Below are records to repeat exactly. Omit the pictures from the copy.

** Begin INPUT DATA **

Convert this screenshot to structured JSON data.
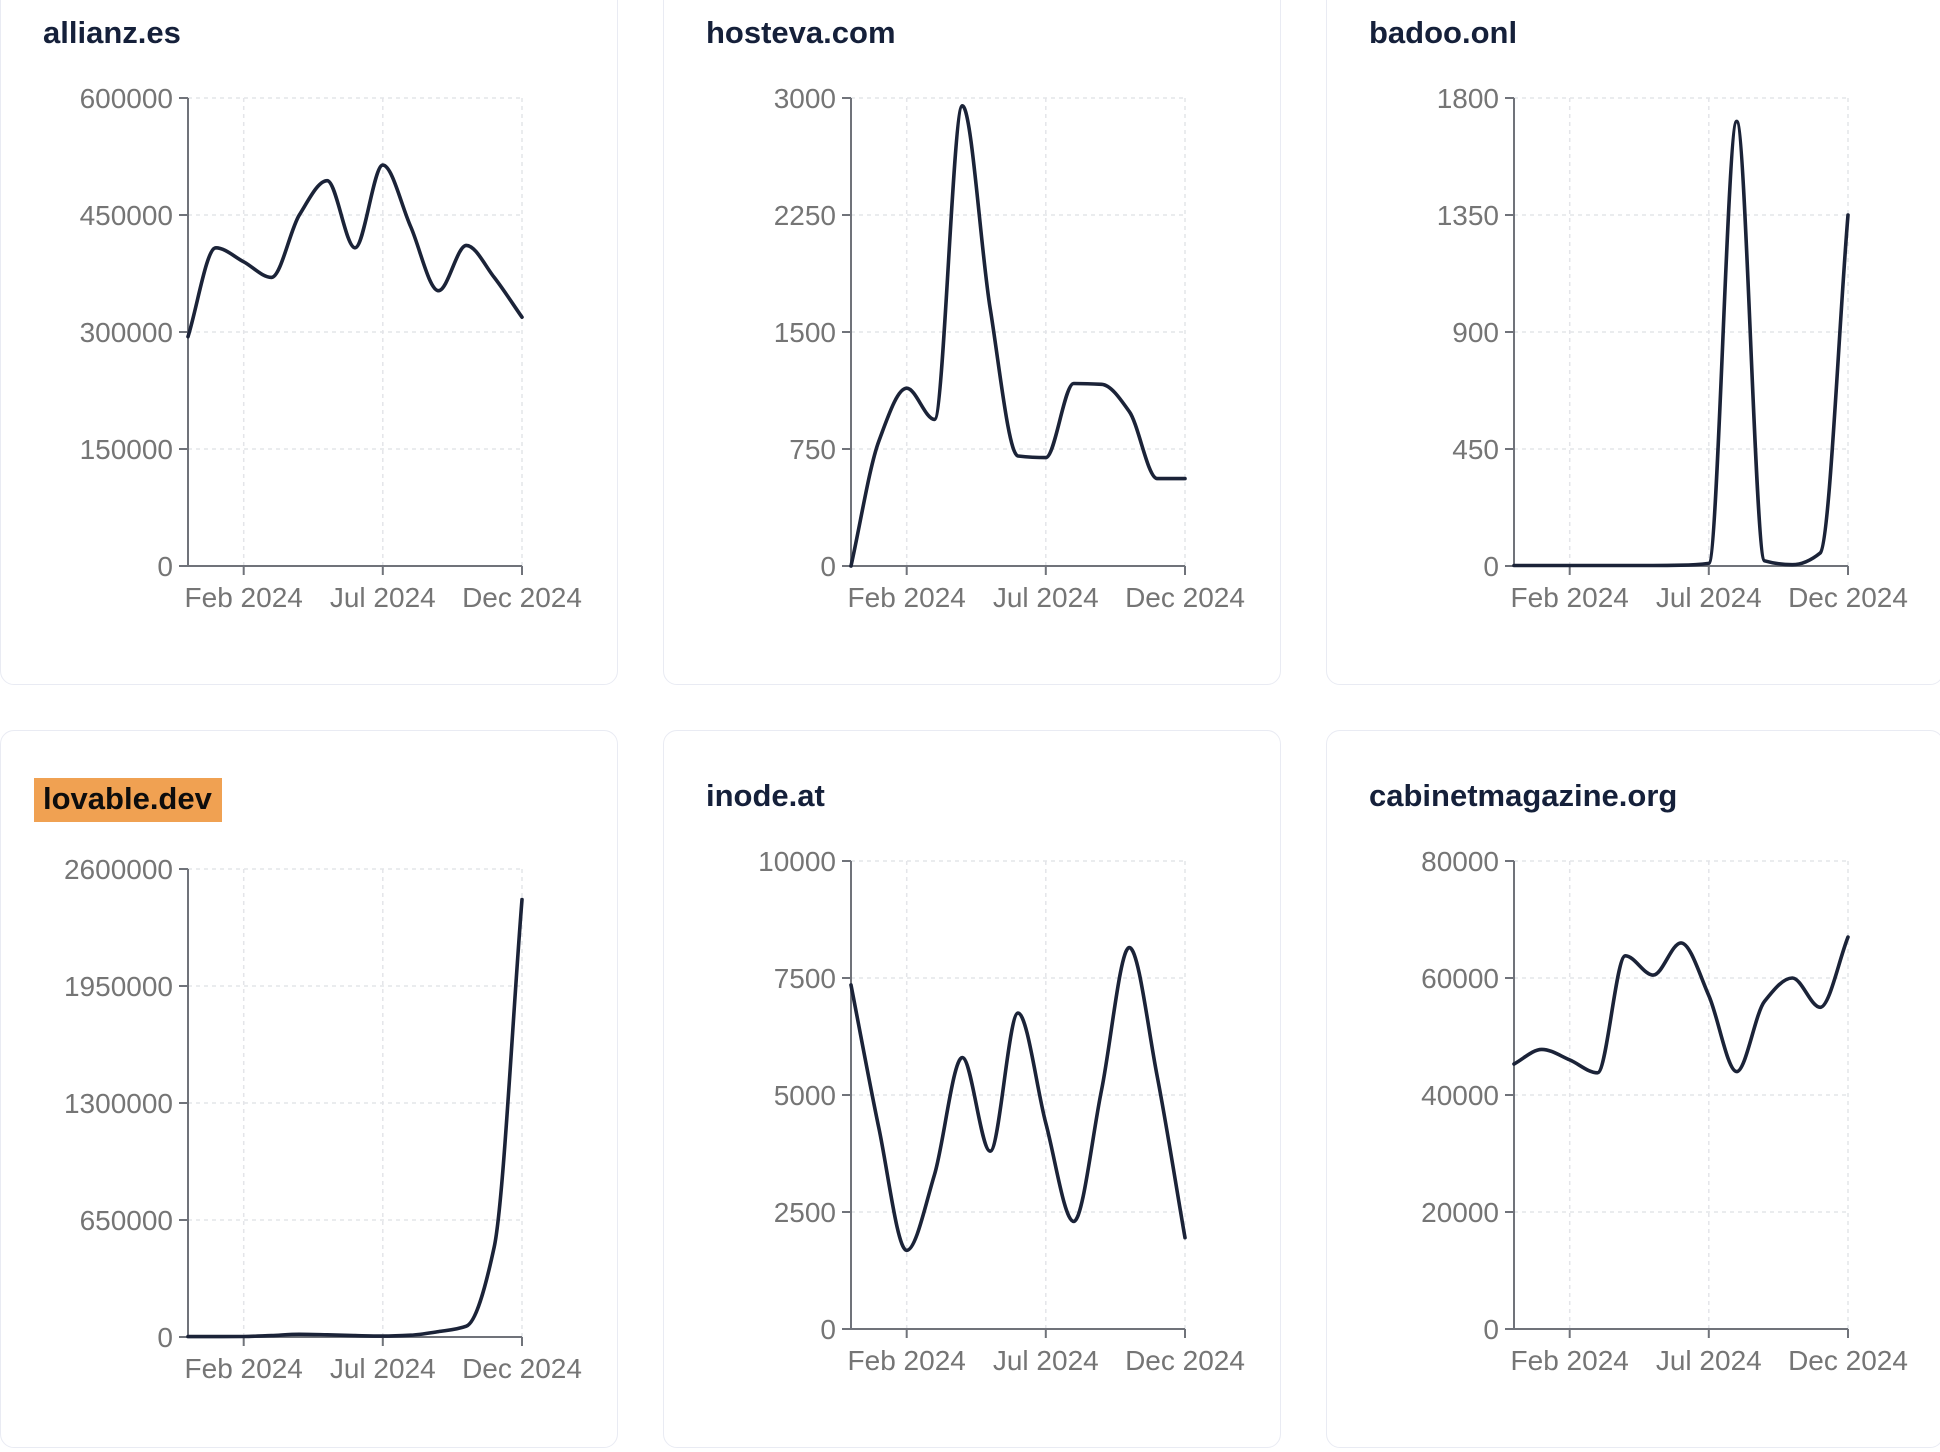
{
  "colors": {
    "line": "#1b2338",
    "title_text": "#15203a",
    "highlight_bg": "#f0a152",
    "highlight_text": "#0d0d0d",
    "axis": "#70737a",
    "tick_text": "#757575",
    "gridline": "#e4e5e9",
    "card_border": "#e9ebf3",
    "card_bg": "#ffffff",
    "page_bg": "#ffffff"
  },
  "chart_data": [
    {
      "type": "line",
      "title": "allianz.es",
      "highlighted": false,
      "x": [
        "Dec 2023",
        "Jan 2024",
        "Feb 2024",
        "Mar 2024",
        "Apr 2024",
        "May 2024",
        "Jun 2024",
        "Jul 2024",
        "Aug 2024",
        "Sep 2024",
        "Oct 2024",
        "Nov 2024",
        "Dec 2024"
      ],
      "values": [
        294000,
        408000,
        390000,
        370000,
        450000,
        494000,
        408000,
        514000,
        435000,
        353000,
        411000,
        370000,
        319000
      ],
      "ylim": [
        0,
        600000
      ],
      "y_tick_labels": [
        "600000",
        "450000",
        "300000",
        "150000",
        "0"
      ],
      "x_tick_labels": [
        "Feb 2024",
        "Jul 2024",
        "Dec 2024"
      ],
      "xlabel": "",
      "ylabel": "",
      "grid": true,
      "legend": false
    },
    {
      "type": "line",
      "title": "hosteva.com",
      "highlighted": false,
      "x": [
        "Dec 2023",
        "Jan 2024",
        "Feb 2024",
        "Mar 2024",
        "Apr 2024",
        "May 2024",
        "Jun 2024",
        "Jul 2024",
        "Aug 2024",
        "Sep 2024",
        "Oct 2024",
        "Nov 2024",
        "Dec 2024"
      ],
      "values": [
        0,
        800,
        1140,
        940,
        2950,
        1650,
        705,
        695,
        1170,
        1165,
        990,
        560,
        560
      ],
      "ylim": [
        0,
        3000
      ],
      "y_tick_labels": [
        "3000",
        "2250",
        "1500",
        "750",
        "0"
      ],
      "x_tick_labels": [
        "Feb 2024",
        "Jul 2024",
        "Dec 2024"
      ],
      "xlabel": "",
      "ylabel": "",
      "grid": true,
      "legend": false
    },
    {
      "type": "line",
      "title": "badoo.onl",
      "highlighted": false,
      "x": [
        "Dec 2023",
        "Jan 2024",
        "Feb 2024",
        "Mar 2024",
        "Apr 2024",
        "May 2024",
        "Jun 2024",
        "Jul 2024",
        "Aug 2024",
        "Sep 2024",
        "Oct 2024",
        "Nov 2024",
        "Dec 2024"
      ],
      "values": [
        2,
        2,
        2,
        2,
        2,
        2,
        3,
        10,
        1710,
        20,
        5,
        50,
        1350
      ],
      "ylim": [
        0,
        1800
      ],
      "y_tick_labels": [
        "1800",
        "1350",
        "900",
        "450",
        "0"
      ],
      "x_tick_labels": [
        "Feb 2024",
        "Jul 2024",
        "Dec 2024"
      ],
      "xlabel": "",
      "ylabel": "",
      "grid": true,
      "legend": false
    },
    {
      "type": "line",
      "title": "lovable.dev",
      "highlighted": true,
      "x": [
        "Dec 2023",
        "Jan 2024",
        "Feb 2024",
        "Mar 2024",
        "Apr 2024",
        "May 2024",
        "Jun 2024",
        "Jul 2024",
        "Aug 2024",
        "Sep 2024",
        "Oct 2024",
        "Nov 2024",
        "Dec 2024"
      ],
      "values": [
        2000,
        2000,
        3000,
        8000,
        15000,
        12000,
        8000,
        5000,
        10000,
        30000,
        60000,
        500000,
        2430000
      ],
      "ylim": [
        0,
        2600000
      ],
      "y_tick_labels": [
        "2600000",
        "1950000",
        "1300000",
        "650000",
        "0"
      ],
      "x_tick_labels": [
        "Feb 2024",
        "Jul 2024",
        "Dec 2024"
      ],
      "xlabel": "",
      "ylabel": "",
      "grid": true,
      "legend": false
    },
    {
      "type": "line",
      "title": "inode.at",
      "highlighted": false,
      "x": [
        "Dec 2023",
        "Jan 2024",
        "Feb 2024",
        "Mar 2024",
        "Apr 2024",
        "May 2024",
        "Jun 2024",
        "Jul 2024",
        "Aug 2024",
        "Sep 2024",
        "Oct 2024",
        "Nov 2024",
        "Dec 2024"
      ],
      "values": [
        7350,
        4300,
        1680,
        3300,
        5800,
        3800,
        6750,
        4400,
        2300,
        5100,
        8150,
        5400,
        1950
      ],
      "ylim": [
        0,
        10000
      ],
      "y_tick_labels": [
        "10000",
        "7500",
        "5000",
        "2500",
        "0"
      ],
      "x_tick_labels": [
        "Feb 2024",
        "Jul 2024",
        "Dec 2024"
      ],
      "xlabel": "",
      "ylabel": "",
      "grid": true,
      "legend": false
    },
    {
      "type": "line",
      "title": "cabinetmagazine.org",
      "highlighted": false,
      "x": [
        "Dec 2023",
        "Jan 2024",
        "Feb 2024",
        "Mar 2024",
        "Apr 2024",
        "May 2024",
        "Jun 2024",
        "Jul 2024",
        "Aug 2024",
        "Sep 2024",
        "Oct 2024",
        "Nov 2024",
        "Dec 2024"
      ],
      "values": [
        45300,
        47800,
        46000,
        43800,
        63800,
        60500,
        66000,
        57000,
        44000,
        56000,
        60000,
        55000,
        67000
      ],
      "ylim": [
        0,
        80000
      ],
      "y_tick_labels": [
        "80000",
        "60000",
        "40000",
        "20000",
        "0"
      ],
      "x_tick_labels": [
        "Feb 2024",
        "Jul 2024",
        "Dec 2024"
      ],
      "xlabel": "",
      "ylabel": "",
      "grid": true,
      "legend": false
    }
  ]
}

** End INPUT DATA **

SOLVED PROBLEM:
Convert this screenshot to structured JSON data.
{
  "colors": {
    "line": "#1b2338",
    "title_text": "#15203a",
    "highlight_bg": "#f0a152",
    "highlight_text": "#0d0d0d",
    "axis": "#70737a",
    "tick_text": "#757575",
    "gridline": "#e4e5e9",
    "card_border": "#e9ebf3",
    "card_bg": "#ffffff",
    "page_bg": "#ffffff"
  },
  "chart_data": [
    {
      "type": "line",
      "title": "allianz.es",
      "highlighted": false,
      "x": [
        "Dec 2023",
        "Jan 2024",
        "Feb 2024",
        "Mar 2024",
        "Apr 2024",
        "May 2024",
        "Jun 2024",
        "Jul 2024",
        "Aug 2024",
        "Sep 2024",
        "Oct 2024",
        "Nov 2024",
        "Dec 2024"
      ],
      "values": [
        294000,
        408000,
        390000,
        370000,
        450000,
        494000,
        408000,
        514000,
        435000,
        353000,
        411000,
        370000,
        319000
      ],
      "ylim": [
        0,
        600000
      ],
      "y_tick_labels": [
        "600000",
        "450000",
        "300000",
        "150000",
        "0"
      ],
      "x_tick_labels": [
        "Feb 2024",
        "Jul 2024",
        "Dec 2024"
      ],
      "xlabel": "",
      "ylabel": "",
      "grid": true,
      "legend": false
    },
    {
      "type": "line",
      "title": "hosteva.com",
      "highlighted": false,
      "x": [
        "Dec 2023",
        "Jan 2024",
        "Feb 2024",
        "Mar 2024",
        "Apr 2024",
        "May 2024",
        "Jun 2024",
        "Jul 2024",
        "Aug 2024",
        "Sep 2024",
        "Oct 2024",
        "Nov 2024",
        "Dec 2024"
      ],
      "values": [
        0,
        800,
        1140,
        940,
        2950,
        1650,
        705,
        695,
        1170,
        1165,
        990,
        560,
        560
      ],
      "ylim": [
        0,
        3000
      ],
      "y_tick_labels": [
        "3000",
        "2250",
        "1500",
        "750",
        "0"
      ],
      "x_tick_labels": [
        "Feb 2024",
        "Jul 2024",
        "Dec 2024"
      ],
      "xlabel": "",
      "ylabel": "",
      "grid": true,
      "legend": false
    },
    {
      "type": "line",
      "title": "badoo.onl",
      "highlighted": false,
      "x": [
        "Dec 2023",
        "Jan 2024",
        "Feb 2024",
        "Mar 2024",
        "Apr 2024",
        "May 2024",
        "Jun 2024",
        "Jul 2024",
        "Aug 2024",
        "Sep 2024",
        "Oct 2024",
        "Nov 2024",
        "Dec 2024"
      ],
      "values": [
        2,
        2,
        2,
        2,
        2,
        2,
        3,
        10,
        1710,
        20,
        5,
        50,
        1350
      ],
      "ylim": [
        0,
        1800
      ],
      "y_tick_labels": [
        "1800",
        "1350",
        "900",
        "450",
        "0"
      ],
      "x_tick_labels": [
        "Feb 2024",
        "Jul 2024",
        "Dec 2024"
      ],
      "xlabel": "",
      "ylabel": "",
      "grid": true,
      "legend": false
    },
    {
      "type": "line",
      "title": "lovable.dev",
      "highlighted": true,
      "x": [
        "Dec 2023",
        "Jan 2024",
        "Feb 2024",
        "Mar 2024",
        "Apr 2024",
        "May 2024",
        "Jun 2024",
        "Jul 2024",
        "Aug 2024",
        "Sep 2024",
        "Oct 2024",
        "Nov 2024",
        "Dec 2024"
      ],
      "values": [
        2000,
        2000,
        3000,
        8000,
        15000,
        12000,
        8000,
        5000,
        10000,
        30000,
        60000,
        500000,
        2430000
      ],
      "ylim": [
        0,
        2600000
      ],
      "y_tick_labels": [
        "2600000",
        "1950000",
        "1300000",
        "650000",
        "0"
      ],
      "x_tick_labels": [
        "Feb 2024",
        "Jul 2024",
        "Dec 2024"
      ],
      "xlabel": "",
      "ylabel": "",
      "grid": true,
      "legend": false
    },
    {
      "type": "line",
      "title": "inode.at",
      "highlighted": false,
      "x": [
        "Dec 2023",
        "Jan 2024",
        "Feb 2024",
        "Mar 2024",
        "Apr 2024",
        "May 2024",
        "Jun 2024",
        "Jul 2024",
        "Aug 2024",
        "Sep 2024",
        "Oct 2024",
        "Nov 2024",
        "Dec 2024"
      ],
      "values": [
        7350,
        4300,
        1680,
        3300,
        5800,
        3800,
        6750,
        4400,
        2300,
        5100,
        8150,
        5400,
        1950
      ],
      "ylim": [
        0,
        10000
      ],
      "y_tick_labels": [
        "10000",
        "7500",
        "5000",
        "2500",
        "0"
      ],
      "x_tick_labels": [
        "Feb 2024",
        "Jul 2024",
        "Dec 2024"
      ],
      "xlabel": "",
      "ylabel": "",
      "grid": true,
      "legend": false
    },
    {
      "type": "line",
      "title": "cabinetmagazine.org",
      "highlighted": false,
      "x": [
        "Dec 2023",
        "Jan 2024",
        "Feb 2024",
        "Mar 2024",
        "Apr 2024",
        "May 2024",
        "Jun 2024",
        "Jul 2024",
        "Aug 2024",
        "Sep 2024",
        "Oct 2024",
        "Nov 2024",
        "Dec 2024"
      ],
      "values": [
        45300,
        47800,
        46000,
        43800,
        63800,
        60500,
        66000,
        57000,
        44000,
        56000,
        60000,
        55000,
        67000
      ],
      "ylim": [
        0,
        80000
      ],
      "y_tick_labels": [
        "80000",
        "60000",
        "40000",
        "20000",
        "0"
      ],
      "x_tick_labels": [
        "Feb 2024",
        "Jul 2024",
        "Dec 2024"
      ],
      "xlabel": "",
      "ylabel": "",
      "grid": true,
      "legend": false
    }
  ]
}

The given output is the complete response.